* Excerpted passage *

— START —

We came together for the first Erev Shabbat since the tragedy in Florida, reeling from the loss and suffering. Rabbi Ben offered a tremendous sermon, which we are sharing for all who could not be present.
Rabbi Benjamin H. Spratt
Parshat Terumah
2.16.18 / 2 Adar 5778
Insanity
Insanity.
We have many definitions for it, and we toss around the term sometimes pejoratively, sometimes humorously. But surely one of our most familiar definitions of insanity, typically misattributed to Albert Einstein, is doing the same thing again and again, and expecting different results.
This week’s horror at Marjory Stoneman Douglas High School was the 8th school shooting in 2018, and the 30th mass shooting in six weeks. There is so much of late that feels insane. When we have 14 year olds gunned down in our halls of learning on a regular basis, we face such an abomination of our communal and national ideals I struggle to find a more soul-shattering illustration of insanity. The conversations I’ve had over the past two days, with our middle schoolers, with my 9 year old daughter, remind me of just how far the insanity spreads.
But it is actually our response to such tragedy that I want to focus on tonight.

— END —

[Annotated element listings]
— START —

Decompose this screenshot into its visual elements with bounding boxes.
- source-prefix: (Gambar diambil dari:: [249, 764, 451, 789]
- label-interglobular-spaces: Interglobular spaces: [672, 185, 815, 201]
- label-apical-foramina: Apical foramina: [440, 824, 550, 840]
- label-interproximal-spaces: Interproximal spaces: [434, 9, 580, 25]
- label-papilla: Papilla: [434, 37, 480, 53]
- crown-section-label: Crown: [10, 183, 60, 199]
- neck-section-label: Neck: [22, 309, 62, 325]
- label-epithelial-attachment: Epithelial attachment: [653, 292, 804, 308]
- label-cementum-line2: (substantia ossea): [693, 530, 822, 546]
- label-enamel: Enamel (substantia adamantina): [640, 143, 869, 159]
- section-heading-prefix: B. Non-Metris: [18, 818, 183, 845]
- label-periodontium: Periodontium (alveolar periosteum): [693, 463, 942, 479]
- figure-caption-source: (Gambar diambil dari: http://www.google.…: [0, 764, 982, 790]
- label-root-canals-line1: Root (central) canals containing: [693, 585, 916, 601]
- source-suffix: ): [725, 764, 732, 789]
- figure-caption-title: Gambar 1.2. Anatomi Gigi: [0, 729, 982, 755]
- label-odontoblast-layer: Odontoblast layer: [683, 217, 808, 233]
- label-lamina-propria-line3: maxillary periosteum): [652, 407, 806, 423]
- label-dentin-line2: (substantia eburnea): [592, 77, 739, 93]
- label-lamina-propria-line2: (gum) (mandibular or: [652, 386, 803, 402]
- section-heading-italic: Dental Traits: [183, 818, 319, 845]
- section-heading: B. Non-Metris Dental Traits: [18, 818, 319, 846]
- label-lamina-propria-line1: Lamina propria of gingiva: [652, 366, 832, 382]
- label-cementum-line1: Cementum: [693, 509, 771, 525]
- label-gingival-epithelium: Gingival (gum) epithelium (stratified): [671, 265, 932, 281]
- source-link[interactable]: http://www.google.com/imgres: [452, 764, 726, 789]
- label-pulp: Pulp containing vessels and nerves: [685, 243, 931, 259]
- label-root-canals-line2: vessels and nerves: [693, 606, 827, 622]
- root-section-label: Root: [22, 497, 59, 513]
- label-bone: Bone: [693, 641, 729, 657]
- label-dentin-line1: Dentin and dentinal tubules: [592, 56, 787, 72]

— END —

* What to do *
(1) Answer these questions from the sermon above the entries:
(a) Which Torah portion is named in the sermon's heading?
(b) To whom is the familiar definition of insanity typically misattributed?
(c) At which high school did this week's shooting take place?
(2) Please transcribe the sermon above the entries between "We came together" and "expecting different results.", inclusive.
(3) Decide whether each statement agrees with the sermon above the entries. Answer yes or no, and quote the words that decide it.
(a) The speaker has a 9-year-old daughter.
(b) The shooting at Marjory Stoneman Douglas High School was the first school shooting of 2018.
(c) The speaker means to focus tonight mainly on the tragedy itself rather than on the response to it.

* Completed exercise *
(1)
(a) Parshat Terumah
(b) Albert Einstein
(c) Marjory Stoneman Douglas High School

(2)
We came together for the first Erev Shabbat since the tragedy in Florida, reeling from the loss and suffering. Rabbi Ben offered a tremendous sermon, which we are sharing for all who could not be present.
Rabbi Benjamin H. Spratt
Parshat Terumah
2.16.18 / 2 Adar 5778
Insanity
Insanity.
We have many definitions for it, and we toss around the term sometimes pejoratively, sometimes humorously. But surely one of our most familiar definitions of insanity, typically misattributed to Albert Einstein, is doing the same thing again and again, and expecting different results.

(3)
(a) Yes: "with my 9 year old daughter"
(b) No: "was the 8th school shooting in 2018"
(c) No: "But it is actually our response to such tragedy that I want to focus on tonight."